[Task statement] Report the count of lines containing the word "plot" in the entries below, and nothing more.

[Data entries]
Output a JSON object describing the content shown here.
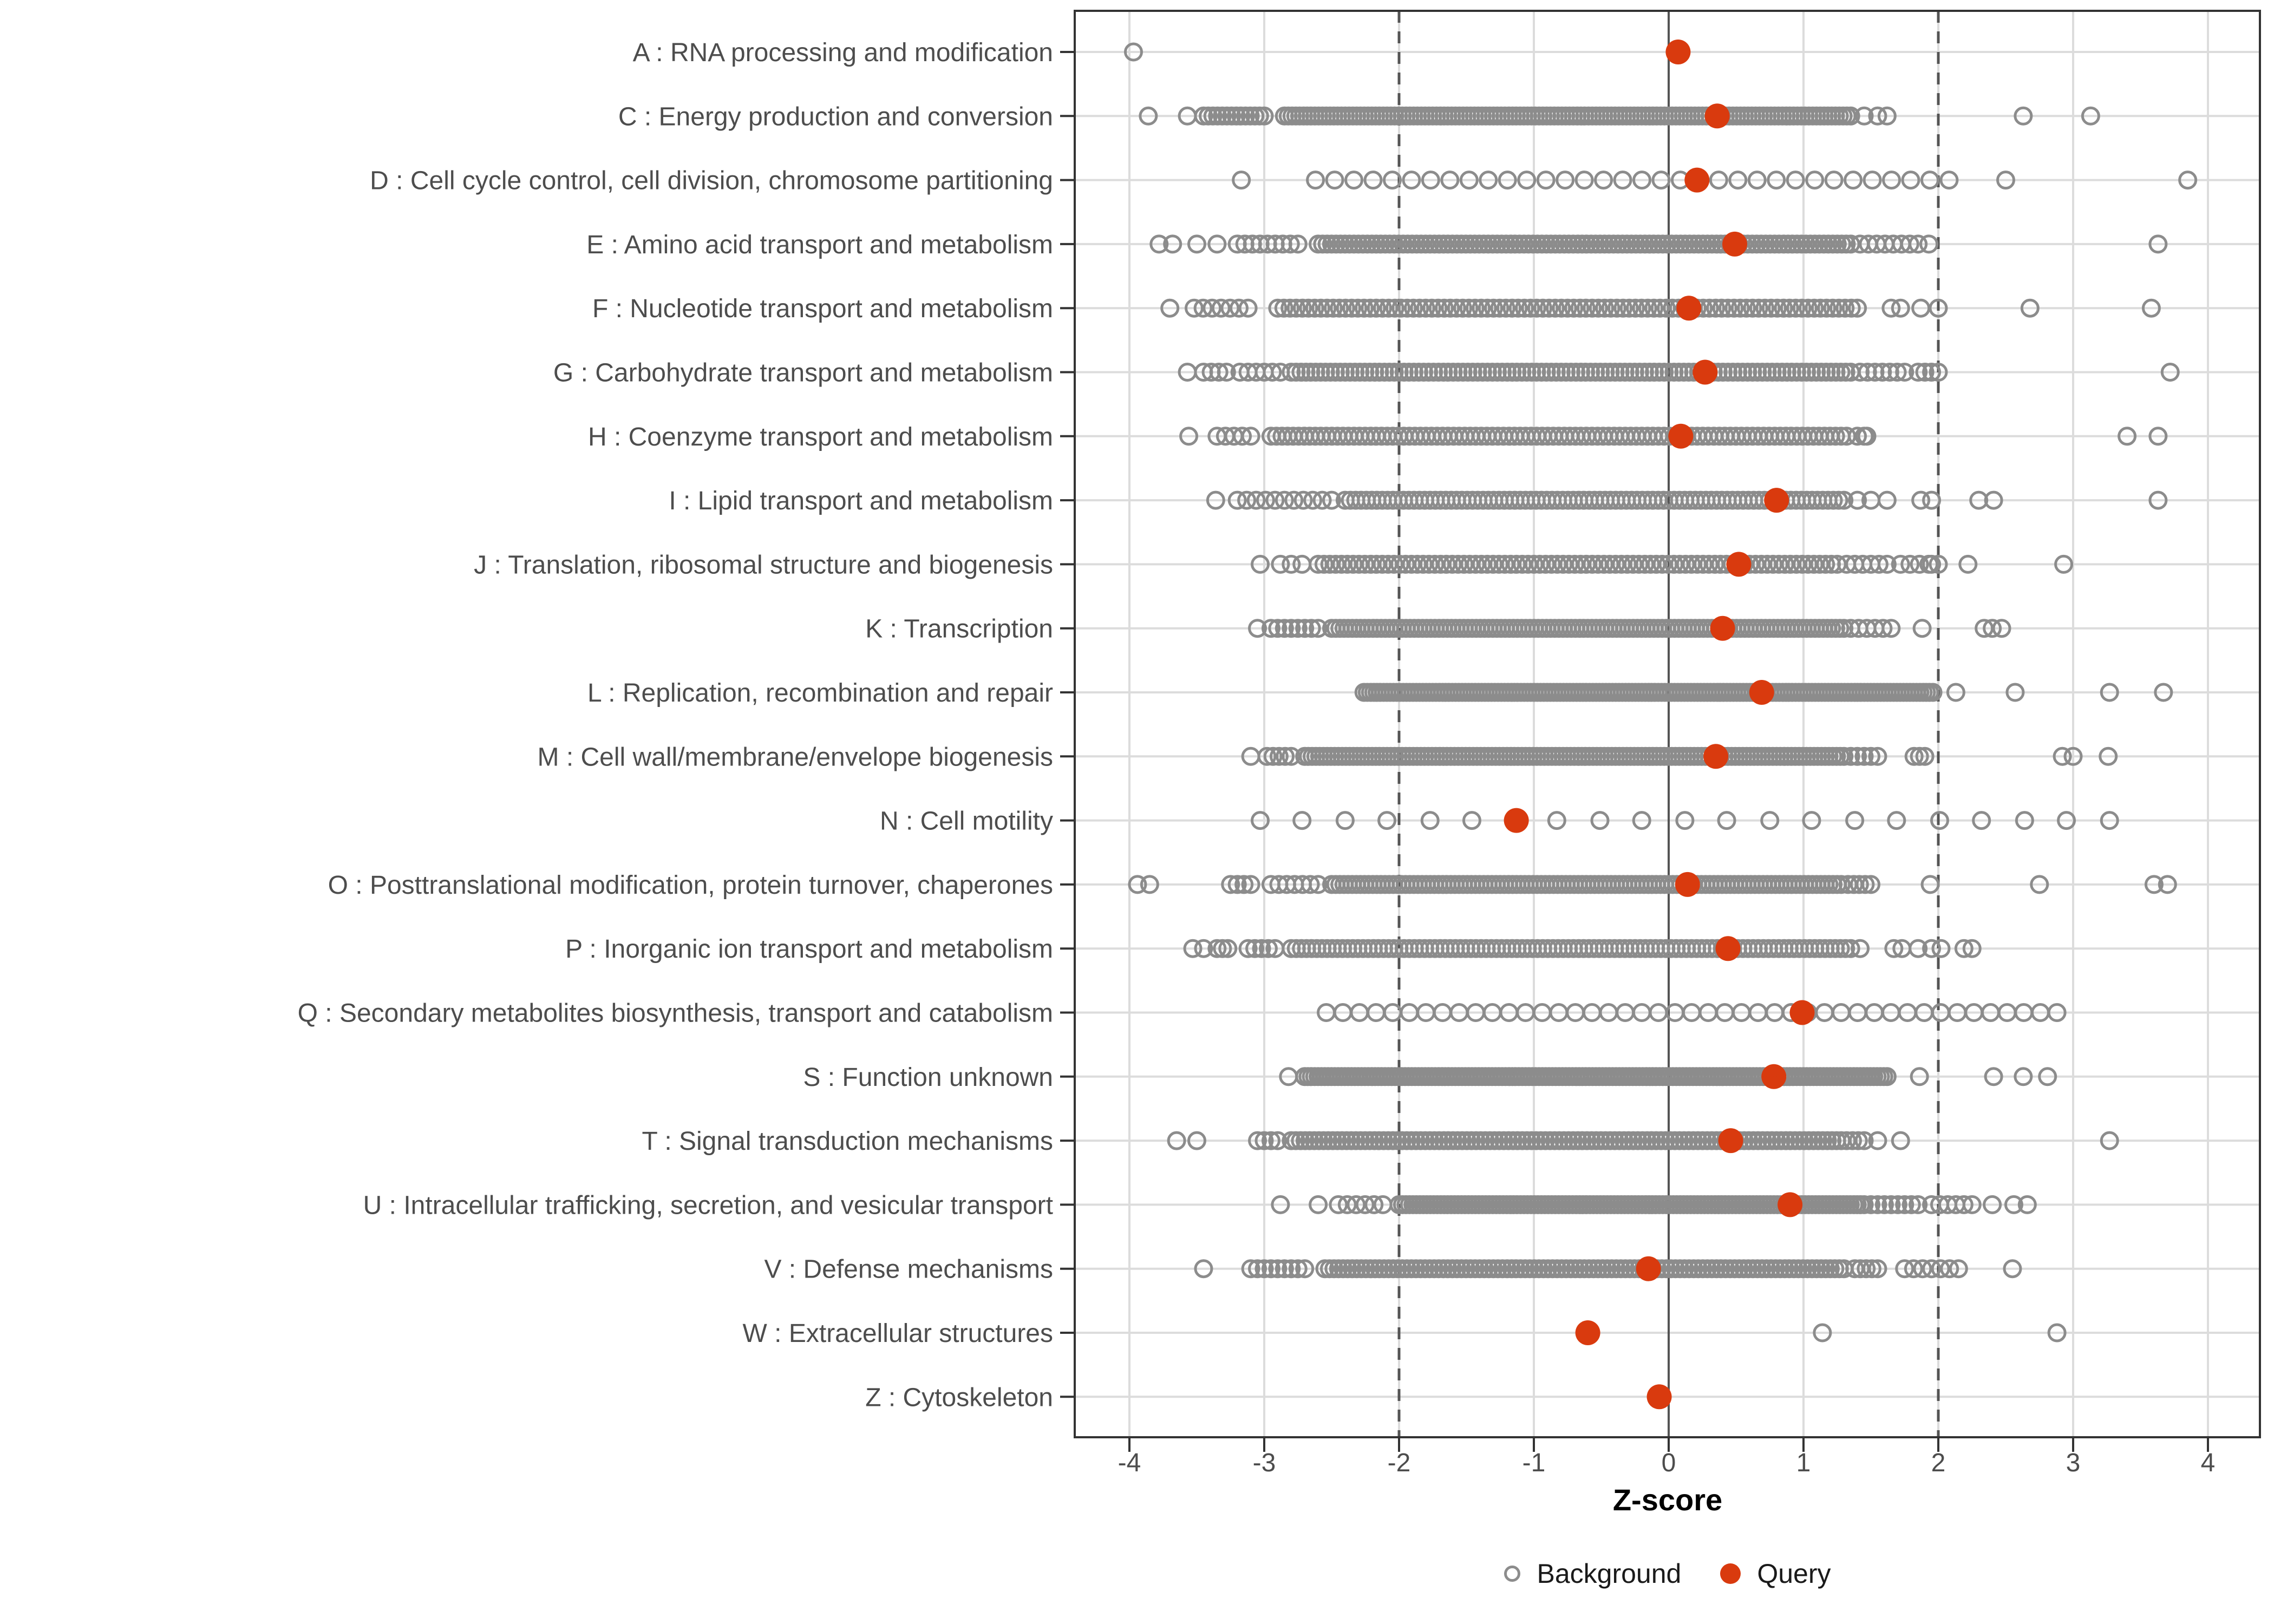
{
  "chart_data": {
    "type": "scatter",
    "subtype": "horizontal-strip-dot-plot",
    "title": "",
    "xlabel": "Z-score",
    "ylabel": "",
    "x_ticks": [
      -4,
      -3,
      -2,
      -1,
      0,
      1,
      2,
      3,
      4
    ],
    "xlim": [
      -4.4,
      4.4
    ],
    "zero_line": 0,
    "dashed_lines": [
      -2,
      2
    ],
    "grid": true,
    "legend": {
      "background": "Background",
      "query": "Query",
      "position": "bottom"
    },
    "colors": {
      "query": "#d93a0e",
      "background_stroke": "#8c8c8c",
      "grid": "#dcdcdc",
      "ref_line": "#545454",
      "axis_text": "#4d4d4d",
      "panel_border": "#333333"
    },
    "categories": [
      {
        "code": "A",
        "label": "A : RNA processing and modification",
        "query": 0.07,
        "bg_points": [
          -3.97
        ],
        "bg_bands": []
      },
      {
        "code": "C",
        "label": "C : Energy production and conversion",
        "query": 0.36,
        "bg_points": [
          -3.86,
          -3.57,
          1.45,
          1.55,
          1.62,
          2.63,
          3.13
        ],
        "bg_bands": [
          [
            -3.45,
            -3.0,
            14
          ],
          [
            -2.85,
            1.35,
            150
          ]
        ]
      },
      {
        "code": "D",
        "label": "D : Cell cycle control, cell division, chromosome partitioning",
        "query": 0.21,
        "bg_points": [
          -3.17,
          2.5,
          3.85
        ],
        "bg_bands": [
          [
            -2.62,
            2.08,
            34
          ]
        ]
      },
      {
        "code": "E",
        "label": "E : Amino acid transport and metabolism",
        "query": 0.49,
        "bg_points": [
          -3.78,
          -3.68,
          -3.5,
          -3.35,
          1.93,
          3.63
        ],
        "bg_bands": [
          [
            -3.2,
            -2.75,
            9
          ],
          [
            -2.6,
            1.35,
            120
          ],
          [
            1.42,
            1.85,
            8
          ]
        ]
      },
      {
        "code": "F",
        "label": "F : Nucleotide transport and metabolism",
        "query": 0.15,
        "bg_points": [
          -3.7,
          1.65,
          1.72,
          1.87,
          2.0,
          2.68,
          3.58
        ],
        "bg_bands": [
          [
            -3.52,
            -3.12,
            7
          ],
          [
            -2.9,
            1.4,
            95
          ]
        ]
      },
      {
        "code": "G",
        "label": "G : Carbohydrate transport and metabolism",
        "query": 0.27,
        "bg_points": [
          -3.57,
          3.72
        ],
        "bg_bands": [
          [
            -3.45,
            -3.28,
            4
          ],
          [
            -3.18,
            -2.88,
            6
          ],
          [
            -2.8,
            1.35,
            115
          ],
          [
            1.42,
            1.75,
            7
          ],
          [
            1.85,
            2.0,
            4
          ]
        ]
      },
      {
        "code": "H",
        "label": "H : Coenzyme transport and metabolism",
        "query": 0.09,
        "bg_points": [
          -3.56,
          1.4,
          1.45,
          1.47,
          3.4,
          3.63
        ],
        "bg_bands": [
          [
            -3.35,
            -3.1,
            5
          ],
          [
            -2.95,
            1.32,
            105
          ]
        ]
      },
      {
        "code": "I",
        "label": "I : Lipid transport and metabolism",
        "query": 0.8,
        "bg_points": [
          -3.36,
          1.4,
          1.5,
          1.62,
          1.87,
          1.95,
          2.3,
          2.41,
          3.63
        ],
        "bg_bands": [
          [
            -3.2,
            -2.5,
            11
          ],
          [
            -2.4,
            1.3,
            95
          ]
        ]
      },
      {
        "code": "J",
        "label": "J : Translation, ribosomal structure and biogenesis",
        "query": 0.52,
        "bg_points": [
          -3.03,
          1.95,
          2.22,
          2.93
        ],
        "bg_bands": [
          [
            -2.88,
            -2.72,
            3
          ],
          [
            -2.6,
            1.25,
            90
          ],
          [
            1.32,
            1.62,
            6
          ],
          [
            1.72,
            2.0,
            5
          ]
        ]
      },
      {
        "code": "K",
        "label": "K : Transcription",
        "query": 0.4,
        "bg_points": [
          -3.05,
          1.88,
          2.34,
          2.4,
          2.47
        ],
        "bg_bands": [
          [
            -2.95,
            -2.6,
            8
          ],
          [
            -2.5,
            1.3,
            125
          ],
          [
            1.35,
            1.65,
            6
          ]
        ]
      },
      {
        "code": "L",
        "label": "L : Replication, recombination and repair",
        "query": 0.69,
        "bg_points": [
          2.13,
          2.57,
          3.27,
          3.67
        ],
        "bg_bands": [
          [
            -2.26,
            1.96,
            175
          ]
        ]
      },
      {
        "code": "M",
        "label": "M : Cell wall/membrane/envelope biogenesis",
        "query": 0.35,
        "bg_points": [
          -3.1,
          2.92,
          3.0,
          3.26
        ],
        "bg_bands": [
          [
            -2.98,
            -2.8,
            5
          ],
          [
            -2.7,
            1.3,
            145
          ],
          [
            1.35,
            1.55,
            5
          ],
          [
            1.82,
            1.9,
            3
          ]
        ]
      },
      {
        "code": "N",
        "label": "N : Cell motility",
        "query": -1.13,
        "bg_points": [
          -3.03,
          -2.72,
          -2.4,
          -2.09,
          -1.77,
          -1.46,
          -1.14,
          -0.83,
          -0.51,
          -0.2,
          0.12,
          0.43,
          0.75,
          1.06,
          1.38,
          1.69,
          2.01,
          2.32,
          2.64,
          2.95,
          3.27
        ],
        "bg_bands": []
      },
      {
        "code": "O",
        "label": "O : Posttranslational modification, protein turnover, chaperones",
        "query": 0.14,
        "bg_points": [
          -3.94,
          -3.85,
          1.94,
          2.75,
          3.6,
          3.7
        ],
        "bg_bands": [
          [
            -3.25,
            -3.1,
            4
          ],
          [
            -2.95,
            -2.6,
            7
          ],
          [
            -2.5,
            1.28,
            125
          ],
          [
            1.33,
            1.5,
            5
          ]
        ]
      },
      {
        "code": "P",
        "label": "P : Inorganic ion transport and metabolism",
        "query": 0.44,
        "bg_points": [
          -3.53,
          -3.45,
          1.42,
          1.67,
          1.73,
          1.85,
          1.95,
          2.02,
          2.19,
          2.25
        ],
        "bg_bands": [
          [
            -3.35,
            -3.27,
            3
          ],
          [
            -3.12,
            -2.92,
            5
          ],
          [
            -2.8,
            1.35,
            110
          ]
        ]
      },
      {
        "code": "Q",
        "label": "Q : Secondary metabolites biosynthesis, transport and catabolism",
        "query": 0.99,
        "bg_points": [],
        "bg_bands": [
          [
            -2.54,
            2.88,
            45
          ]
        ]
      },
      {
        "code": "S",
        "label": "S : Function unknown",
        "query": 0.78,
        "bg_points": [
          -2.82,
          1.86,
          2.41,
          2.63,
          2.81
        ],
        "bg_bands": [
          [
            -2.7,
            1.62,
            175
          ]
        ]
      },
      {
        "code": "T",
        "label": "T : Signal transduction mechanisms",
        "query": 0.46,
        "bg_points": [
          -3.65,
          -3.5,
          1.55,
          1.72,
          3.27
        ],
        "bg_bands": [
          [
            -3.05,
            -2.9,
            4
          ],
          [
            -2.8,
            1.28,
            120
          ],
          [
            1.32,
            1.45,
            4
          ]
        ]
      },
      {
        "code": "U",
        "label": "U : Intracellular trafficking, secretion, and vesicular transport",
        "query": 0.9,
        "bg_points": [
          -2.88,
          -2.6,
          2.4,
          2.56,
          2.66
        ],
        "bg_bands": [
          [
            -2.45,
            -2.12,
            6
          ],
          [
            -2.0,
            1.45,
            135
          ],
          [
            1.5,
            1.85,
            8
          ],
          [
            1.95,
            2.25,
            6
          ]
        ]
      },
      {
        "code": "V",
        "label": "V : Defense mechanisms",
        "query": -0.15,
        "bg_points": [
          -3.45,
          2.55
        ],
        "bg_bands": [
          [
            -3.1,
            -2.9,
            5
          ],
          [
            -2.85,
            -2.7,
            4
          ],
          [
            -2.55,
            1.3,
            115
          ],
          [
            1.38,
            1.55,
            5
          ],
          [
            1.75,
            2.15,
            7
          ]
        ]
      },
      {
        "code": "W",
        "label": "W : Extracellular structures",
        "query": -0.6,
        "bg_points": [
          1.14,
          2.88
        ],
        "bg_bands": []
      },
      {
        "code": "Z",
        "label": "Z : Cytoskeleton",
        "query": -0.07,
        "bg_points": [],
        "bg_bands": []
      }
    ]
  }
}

...

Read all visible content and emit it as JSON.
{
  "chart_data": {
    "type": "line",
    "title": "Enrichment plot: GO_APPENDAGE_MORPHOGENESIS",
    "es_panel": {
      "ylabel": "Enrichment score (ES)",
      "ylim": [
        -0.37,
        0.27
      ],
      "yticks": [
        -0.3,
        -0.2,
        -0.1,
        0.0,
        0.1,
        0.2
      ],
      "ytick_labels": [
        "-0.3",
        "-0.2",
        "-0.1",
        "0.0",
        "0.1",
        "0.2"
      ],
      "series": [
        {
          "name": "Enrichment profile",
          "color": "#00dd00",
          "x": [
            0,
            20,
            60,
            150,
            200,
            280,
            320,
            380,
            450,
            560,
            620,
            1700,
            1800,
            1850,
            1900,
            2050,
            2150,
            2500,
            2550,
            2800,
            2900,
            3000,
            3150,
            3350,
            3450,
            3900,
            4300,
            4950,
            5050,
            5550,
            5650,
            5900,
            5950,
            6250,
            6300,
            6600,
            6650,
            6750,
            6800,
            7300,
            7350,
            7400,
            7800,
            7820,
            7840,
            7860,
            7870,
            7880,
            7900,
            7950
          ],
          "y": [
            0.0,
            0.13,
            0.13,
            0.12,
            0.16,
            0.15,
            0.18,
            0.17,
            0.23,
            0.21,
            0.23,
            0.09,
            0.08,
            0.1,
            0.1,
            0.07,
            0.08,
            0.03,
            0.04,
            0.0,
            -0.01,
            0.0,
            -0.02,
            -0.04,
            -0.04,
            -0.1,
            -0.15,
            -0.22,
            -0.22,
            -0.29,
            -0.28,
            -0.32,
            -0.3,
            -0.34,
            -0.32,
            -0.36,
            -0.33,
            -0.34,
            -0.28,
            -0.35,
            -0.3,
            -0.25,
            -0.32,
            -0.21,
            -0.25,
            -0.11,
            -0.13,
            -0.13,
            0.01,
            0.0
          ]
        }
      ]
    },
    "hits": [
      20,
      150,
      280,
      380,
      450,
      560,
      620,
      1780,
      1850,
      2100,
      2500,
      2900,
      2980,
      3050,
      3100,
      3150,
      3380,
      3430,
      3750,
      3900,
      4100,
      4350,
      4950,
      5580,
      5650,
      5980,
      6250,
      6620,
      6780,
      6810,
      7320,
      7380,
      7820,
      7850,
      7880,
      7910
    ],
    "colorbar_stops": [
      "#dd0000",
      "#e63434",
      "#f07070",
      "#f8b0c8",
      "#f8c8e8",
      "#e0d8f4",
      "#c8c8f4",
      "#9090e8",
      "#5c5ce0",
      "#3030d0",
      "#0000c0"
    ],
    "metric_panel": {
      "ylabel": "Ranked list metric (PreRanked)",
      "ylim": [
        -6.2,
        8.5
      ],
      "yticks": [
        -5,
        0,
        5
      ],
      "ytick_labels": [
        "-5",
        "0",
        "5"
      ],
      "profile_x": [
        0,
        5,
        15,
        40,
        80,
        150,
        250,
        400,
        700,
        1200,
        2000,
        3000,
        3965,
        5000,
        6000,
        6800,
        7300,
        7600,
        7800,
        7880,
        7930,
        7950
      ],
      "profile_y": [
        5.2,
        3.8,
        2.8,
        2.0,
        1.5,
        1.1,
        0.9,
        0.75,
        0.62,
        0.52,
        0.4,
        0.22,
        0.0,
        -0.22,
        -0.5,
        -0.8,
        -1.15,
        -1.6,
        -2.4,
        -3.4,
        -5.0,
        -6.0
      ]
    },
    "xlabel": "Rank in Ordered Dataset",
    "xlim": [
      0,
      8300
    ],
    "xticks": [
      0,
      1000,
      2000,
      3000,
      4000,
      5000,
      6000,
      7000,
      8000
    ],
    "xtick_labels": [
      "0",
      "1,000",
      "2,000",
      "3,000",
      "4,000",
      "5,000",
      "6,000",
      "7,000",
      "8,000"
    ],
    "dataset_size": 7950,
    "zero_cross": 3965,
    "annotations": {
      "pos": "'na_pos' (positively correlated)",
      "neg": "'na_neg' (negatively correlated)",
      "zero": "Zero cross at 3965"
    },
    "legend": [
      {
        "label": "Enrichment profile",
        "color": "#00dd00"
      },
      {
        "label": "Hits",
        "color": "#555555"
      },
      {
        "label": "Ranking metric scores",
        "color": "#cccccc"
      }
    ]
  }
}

[Answer to this problem] 2